## [TASK DATA]
=====

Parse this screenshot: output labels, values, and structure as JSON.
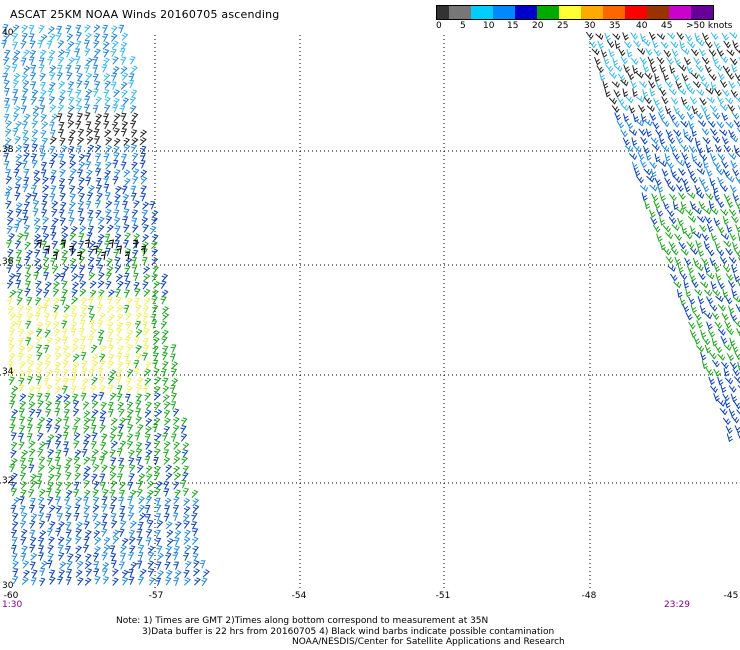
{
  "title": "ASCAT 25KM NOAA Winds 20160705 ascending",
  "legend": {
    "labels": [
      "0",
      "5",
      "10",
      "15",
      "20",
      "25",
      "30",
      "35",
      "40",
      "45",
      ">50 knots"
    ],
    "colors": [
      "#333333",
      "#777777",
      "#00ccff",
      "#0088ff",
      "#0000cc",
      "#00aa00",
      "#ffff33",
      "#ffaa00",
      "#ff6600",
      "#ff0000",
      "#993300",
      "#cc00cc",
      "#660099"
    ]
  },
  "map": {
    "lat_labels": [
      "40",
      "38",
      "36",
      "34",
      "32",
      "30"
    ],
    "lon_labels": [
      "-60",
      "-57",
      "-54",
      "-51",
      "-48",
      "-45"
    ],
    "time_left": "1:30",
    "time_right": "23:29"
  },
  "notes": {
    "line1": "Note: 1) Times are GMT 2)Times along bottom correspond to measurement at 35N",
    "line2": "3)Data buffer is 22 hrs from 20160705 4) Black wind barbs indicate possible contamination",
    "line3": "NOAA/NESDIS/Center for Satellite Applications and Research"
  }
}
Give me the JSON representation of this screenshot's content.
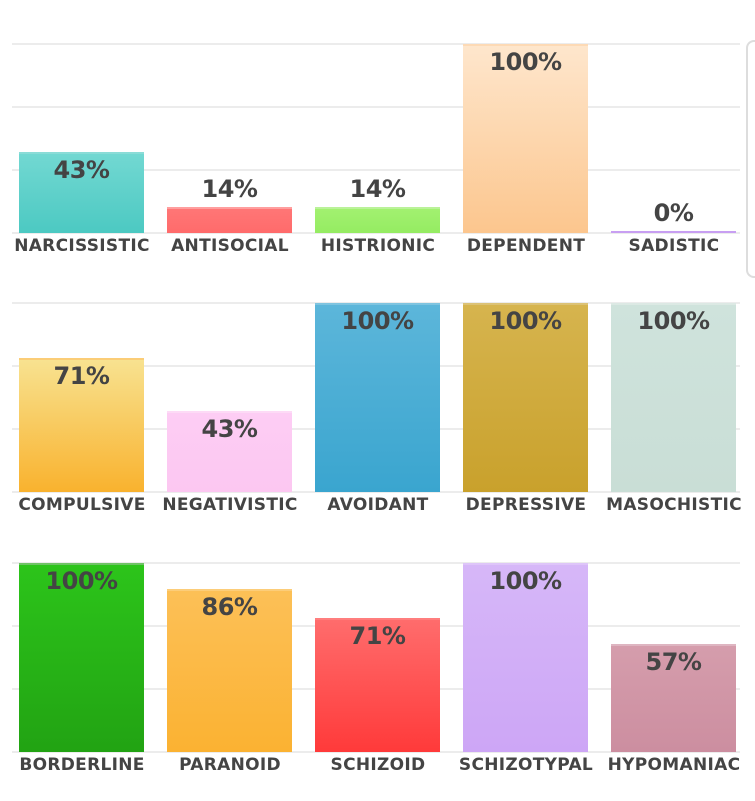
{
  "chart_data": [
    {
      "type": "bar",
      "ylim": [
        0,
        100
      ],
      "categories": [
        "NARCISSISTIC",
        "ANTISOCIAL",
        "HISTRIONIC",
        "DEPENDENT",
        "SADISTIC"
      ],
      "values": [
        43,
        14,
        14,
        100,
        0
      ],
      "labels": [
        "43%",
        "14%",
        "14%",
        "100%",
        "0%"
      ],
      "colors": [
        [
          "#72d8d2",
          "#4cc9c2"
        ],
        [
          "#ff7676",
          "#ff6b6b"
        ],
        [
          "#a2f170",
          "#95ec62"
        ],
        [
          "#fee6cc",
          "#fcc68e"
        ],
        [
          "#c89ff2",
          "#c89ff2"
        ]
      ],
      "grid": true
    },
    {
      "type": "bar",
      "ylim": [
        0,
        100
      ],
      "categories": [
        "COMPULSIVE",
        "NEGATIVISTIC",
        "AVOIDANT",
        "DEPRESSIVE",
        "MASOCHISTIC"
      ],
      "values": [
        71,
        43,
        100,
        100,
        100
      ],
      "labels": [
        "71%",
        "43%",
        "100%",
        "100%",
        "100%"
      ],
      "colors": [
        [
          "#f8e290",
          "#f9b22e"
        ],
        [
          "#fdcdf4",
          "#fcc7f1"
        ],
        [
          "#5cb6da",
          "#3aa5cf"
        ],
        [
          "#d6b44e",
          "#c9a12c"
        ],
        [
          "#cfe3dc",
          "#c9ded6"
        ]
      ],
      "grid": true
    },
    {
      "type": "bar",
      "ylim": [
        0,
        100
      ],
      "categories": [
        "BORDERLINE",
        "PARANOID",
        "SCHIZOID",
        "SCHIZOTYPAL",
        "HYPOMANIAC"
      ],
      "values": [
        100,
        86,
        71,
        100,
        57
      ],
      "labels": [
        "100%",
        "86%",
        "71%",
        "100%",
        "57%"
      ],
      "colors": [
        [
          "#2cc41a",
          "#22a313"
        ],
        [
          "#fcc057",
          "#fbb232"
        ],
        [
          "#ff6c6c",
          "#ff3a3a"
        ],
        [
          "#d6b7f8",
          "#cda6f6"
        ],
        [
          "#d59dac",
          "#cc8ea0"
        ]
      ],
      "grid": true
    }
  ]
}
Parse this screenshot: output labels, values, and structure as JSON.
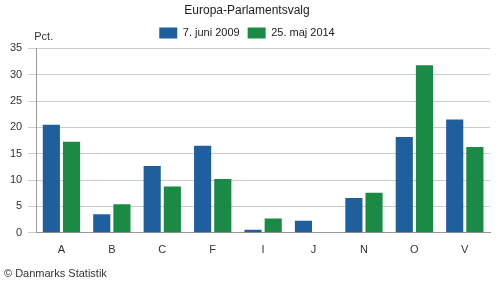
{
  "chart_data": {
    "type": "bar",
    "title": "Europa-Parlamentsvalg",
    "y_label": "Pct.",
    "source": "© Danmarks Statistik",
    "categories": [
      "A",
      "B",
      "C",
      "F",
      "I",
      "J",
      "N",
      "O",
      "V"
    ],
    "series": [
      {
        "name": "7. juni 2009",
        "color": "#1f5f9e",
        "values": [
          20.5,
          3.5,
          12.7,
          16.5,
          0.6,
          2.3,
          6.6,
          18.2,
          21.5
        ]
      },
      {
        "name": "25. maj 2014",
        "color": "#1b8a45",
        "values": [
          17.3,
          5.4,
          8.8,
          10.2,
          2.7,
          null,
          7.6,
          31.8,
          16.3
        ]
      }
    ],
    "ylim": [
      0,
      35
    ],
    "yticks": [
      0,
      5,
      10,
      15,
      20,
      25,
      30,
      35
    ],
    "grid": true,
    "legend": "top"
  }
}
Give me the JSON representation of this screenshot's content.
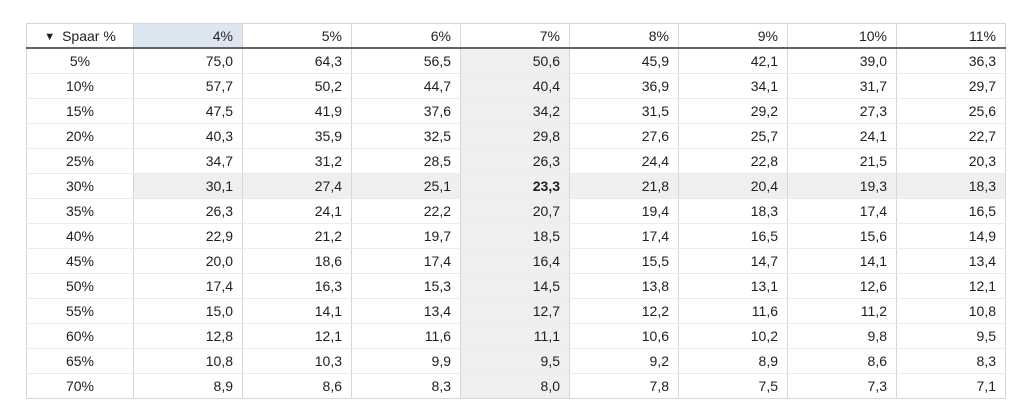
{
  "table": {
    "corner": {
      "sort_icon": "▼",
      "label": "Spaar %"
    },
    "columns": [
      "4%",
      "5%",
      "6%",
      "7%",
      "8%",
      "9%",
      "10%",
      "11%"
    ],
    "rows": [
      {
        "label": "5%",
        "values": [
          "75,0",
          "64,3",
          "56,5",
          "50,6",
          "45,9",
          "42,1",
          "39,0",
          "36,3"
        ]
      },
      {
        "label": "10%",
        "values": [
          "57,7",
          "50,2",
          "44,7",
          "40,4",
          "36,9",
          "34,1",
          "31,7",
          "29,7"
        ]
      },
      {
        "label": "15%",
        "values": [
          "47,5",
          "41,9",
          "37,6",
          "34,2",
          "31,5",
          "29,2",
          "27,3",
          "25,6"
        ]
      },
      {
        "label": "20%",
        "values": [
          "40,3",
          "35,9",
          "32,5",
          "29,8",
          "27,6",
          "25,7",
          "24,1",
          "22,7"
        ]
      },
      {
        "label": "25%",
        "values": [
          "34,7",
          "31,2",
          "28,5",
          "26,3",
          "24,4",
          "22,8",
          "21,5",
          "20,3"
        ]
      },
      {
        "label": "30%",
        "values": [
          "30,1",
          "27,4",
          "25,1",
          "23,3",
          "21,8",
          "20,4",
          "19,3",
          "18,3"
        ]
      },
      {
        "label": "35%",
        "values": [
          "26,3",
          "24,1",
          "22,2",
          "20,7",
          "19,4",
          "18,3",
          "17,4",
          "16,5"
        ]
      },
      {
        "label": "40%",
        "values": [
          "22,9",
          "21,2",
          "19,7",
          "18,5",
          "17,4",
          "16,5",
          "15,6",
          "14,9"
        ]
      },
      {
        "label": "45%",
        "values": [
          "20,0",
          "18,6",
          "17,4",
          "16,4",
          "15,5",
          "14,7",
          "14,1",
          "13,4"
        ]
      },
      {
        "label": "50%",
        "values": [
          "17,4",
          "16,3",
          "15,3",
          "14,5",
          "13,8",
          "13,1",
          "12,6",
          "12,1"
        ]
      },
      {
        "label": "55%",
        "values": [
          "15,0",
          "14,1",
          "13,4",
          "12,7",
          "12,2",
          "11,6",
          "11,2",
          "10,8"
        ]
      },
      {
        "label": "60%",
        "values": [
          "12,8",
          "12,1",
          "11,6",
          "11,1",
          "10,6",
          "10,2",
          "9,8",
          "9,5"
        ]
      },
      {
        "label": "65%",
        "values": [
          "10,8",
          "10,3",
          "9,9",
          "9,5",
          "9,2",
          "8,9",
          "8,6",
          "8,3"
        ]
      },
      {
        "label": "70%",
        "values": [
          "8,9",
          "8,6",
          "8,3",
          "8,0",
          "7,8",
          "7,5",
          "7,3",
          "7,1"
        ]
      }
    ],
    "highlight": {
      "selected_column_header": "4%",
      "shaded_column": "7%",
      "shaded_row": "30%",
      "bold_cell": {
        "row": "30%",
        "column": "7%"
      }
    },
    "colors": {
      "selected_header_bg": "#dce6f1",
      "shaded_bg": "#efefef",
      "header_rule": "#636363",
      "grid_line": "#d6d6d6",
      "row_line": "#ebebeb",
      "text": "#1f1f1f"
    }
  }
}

=====

## [WHAT YOU ARE ASKED TO DO]
Produce an exact copy of each line of data, skipping embedded images.

## [RESPONSE TO THIS EXERCISE]
Parse this screenshot: output labels, values, and structure as JSON.
{
  "title": "ASCAT 25KM NOAA Winds 20160705 ascending",
  "legend": {
    "labels": [
      "0",
      "5",
      "10",
      "15",
      "20",
      "25",
      "30",
      "35",
      "40",
      "45",
      ">50 knots"
    ],
    "colors": [
      "#333333",
      "#777777",
      "#00ccff",
      "#0088ff",
      "#0000cc",
      "#00aa00",
      "#ffff33",
      "#ffaa00",
      "#ff6600",
      "#ff0000",
      "#993300",
      "#cc00cc",
      "#660099"
    ]
  },
  "map": {
    "lat_labels": [
      "40",
      "38",
      "36",
      "34",
      "32",
      "30"
    ],
    "lon_labels": [
      "-60",
      "-57",
      "-54",
      "-51",
      "-48",
      "-45"
    ],
    "time_left": "1:30",
    "time_right": "23:29"
  },
  "notes": {
    "line1": "Note: 1) Times are GMT 2)Times along bottom correspond to measurement at 35N",
    "line2": "3)Data buffer is 22 hrs from 20160705 4) Black wind barbs indicate possible contamination",
    "line3": "NOAA/NESDIS/Center for Satellite Applications and Research"
  }
}
Give me the JSON representation of this screenshot's content.
{
  "chart_data": [
    {
      "type": "bar",
      "ylim": [
        0,
        100
      ],
      "categories": [
        "NARCISSISTIC",
        "ANTISOCIAL",
        "HISTRIONIC",
        "DEPENDENT",
        "SADISTIC"
      ],
      "values": [
        43,
        14,
        14,
        100,
        0
      ],
      "labels": [
        "43%",
        "14%",
        "14%",
        "100%",
        "0%"
      ],
      "colors": [
        [
          "#72d8d2",
          "#4cc9c2"
        ],
        [
          "#ff7676",
          "#ff6b6b"
        ],
        [
          "#a2f170",
          "#95ec62"
        ],
        [
          "#fee6cc",
          "#fcc68e"
        ],
        [
          "#c89ff2",
          "#c89ff2"
        ]
      ],
      "grid": true
    },
    {
      "type": "bar",
      "ylim": [
        0,
        100
      ],
      "categories": [
        "COMPULSIVE",
        "NEGATIVISTIC",
        "AVOIDANT",
        "DEPRESSIVE",
        "MASOCHISTIC"
      ],
      "values": [
        71,
        43,
        100,
        100,
        100
      ],
      "labels": [
        "71%",
        "43%",
        "100%",
        "100%",
        "100%"
      ],
      "colors": [
        [
          "#f8e290",
          "#f9b22e"
        ],
        [
          "#fdcdf4",
          "#fcc7f1"
        ],
        [
          "#5cb6da",
          "#3aa5cf"
        ],
        [
          "#d6b44e",
          "#c9a12c"
        ],
        [
          "#cfe3dc",
          "#c9ded6"
        ]
      ],
      "grid": true
    },
    {
      "type": "bar",
      "ylim": [
        0,
        100
      ],
      "categories": [
        "BORDERLINE",
        "PARANOID",
        "SCHIZOID",
        "SCHIZOTYPAL",
        "HYPOMANIAC"
      ],
      "values": [
        100,
        86,
        71,
        100,
        57
      ],
      "labels": [
        "100%",
        "86%",
        "71%",
        "100%",
        "57%"
      ],
      "colors": [
        [
          "#2cc41a",
          "#22a313"
        ],
        [
          "#fcc057",
          "#fbb232"
        ],
        [
          "#ff6c6c",
          "#ff3a3a"
        ],
        [
          "#d6b7f8",
          "#cda6f6"
        ],
        [
          "#d59dac",
          "#cc8ea0"
        ]
      ],
      "grid": true
    }
  ]
}
Parse this screenshot: output labels, values, and structure as JSON.
{
  "chart_data": {
    "type": "bar",
    "title": "Europa-Parlamentsvalg",
    "y_label": "Pct.",
    "source": "© Danmarks Statistik",
    "categories": [
      "A",
      "B",
      "C",
      "F",
      "I",
      "J",
      "N",
      "O",
      "V"
    ],
    "series": [
      {
        "name": "7. juni 2009",
        "color": "#1f5f9e",
        "values": [
          20.5,
          3.5,
          12.7,
          16.5,
          0.6,
          2.3,
          6.6,
          18.2,
          21.5
        ]
      },
      {
        "name": "25. maj 2014",
        "color": "#1b8a45",
        "values": [
          17.3,
          5.4,
          8.8,
          10.2,
          2.7,
          null,
          7.6,
          31.8,
          16.3
        ]
      }
    ],
    "ylim": [
      0,
      35
    ],
    "yticks": [
      0,
      5,
      10,
      15,
      20,
      25,
      30,
      35
    ],
    "grid": true,
    "legend": "top"
  }
}
Give me the JSON representation of this screenshot's content.
{
  "table": {
    "corner": {
      "sort_icon": "▼",
      "label": "Spaar %"
    },
    "columns": [
      "4%",
      "5%",
      "6%",
      "7%",
      "8%",
      "9%",
      "10%",
      "11%"
    ],
    "rows": [
      {
        "label": "5%",
        "values": [
          "75,0",
          "64,3",
          "56,5",
          "50,6",
          "45,9",
          "42,1",
          "39,0",
          "36,3"
        ]
      },
      {
        "label": "10%",
        "values": [
          "57,7",
          "50,2",
          "44,7",
          "40,4",
          "36,9",
          "34,1",
          "31,7",
          "29,7"
        ]
      },
      {
        "label": "15%",
        "values": [
          "47,5",
          "41,9",
          "37,6",
          "34,2",
          "31,5",
          "29,2",
          "27,3",
          "25,6"
        ]
      },
      {
        "label": "20%",
        "values": [
          "40,3",
          "35,9",
          "32,5",
          "29,8",
          "27,6",
          "25,7",
          "24,1",
          "22,7"
        ]
      },
      {
        "label": "25%",
        "values": [
          "34,7",
          "31,2",
          "28,5",
          "26,3",
          "24,4",
          "22,8",
          "21,5",
          "20,3"
        ]
      },
      {
        "label": "30%",
        "values": [
          "30,1",
          "27,4",
          "25,1",
          "23,3",
          "21,8",
          "20,4",
          "19,3",
          "18,3"
        ]
      },
      {
        "label": "35%",
        "values": [
          "26,3",
          "24,1",
          "22,2",
          "20,7",
          "19,4",
          "18,3",
          "17,4",
          "16,5"
        ]
      },
      {
        "label": "40%",
        "values": [
          "22,9",
          "21,2",
          "19,7",
          "18,5",
          "17,4",
          "16,5",
          "15,6",
          "14,9"
        ]
      },
      {
        "label": "45%",
        "values": [
          "20,0",
          "18,6",
          "17,4",
          "16,4",
          "15,5",
          "14,7",
          "14,1",
          "13,4"
        ]
      },
      {
        "label": "50%",
        "values": [
          "17,4",
          "16,3",
          "15,3",
          "14,5",
          "13,8",
          "13,1",
          "12,6",
          "12,1"
        ]
      },
      {
        "label": "55%",
        "values": [
          "15,0",
          "14,1",
          "13,4",
          "12,7",
          "12,2",
          "11,6",
          "11,2",
          "10,8"
        ]
      },
      {
        "label": "60%",
        "values": [
          "12,8",
          "12,1",
          "11,6",
          "11,1",
          "10,6",
          "10,2",
          "9,8",
          "9,5"
        ]
      },
      {
        "label": "65%",
        "values": [
          "10,8",
          "10,3",
          "9,9",
          "9,5",
          "9,2",
          "8,9",
          "8,6",
          "8,3"
        ]
      },
      {
        "label": "70%",
        "values": [
          "8,9",
          "8,6",
          "8,3",
          "8,0",
          "7,8",
          "7,5",
          "7,3",
          "7,1"
        ]
      }
    ],
    "highlight": {
      "selected_column_header": "4%",
      "shaded_column": "7%",
      "shaded_row": "30%",
      "bold_cell": {
        "row": "30%",
        "column": "7%"
      }
    },
    "colors": {
      "selected_header_bg": "#dce6f1",
      "shaded_bg": "#efefef",
      "header_rule": "#636363",
      "grid_line": "#d6d6d6",
      "row_line": "#ebebeb",
      "text": "#1f1f1f"
    }
  }
}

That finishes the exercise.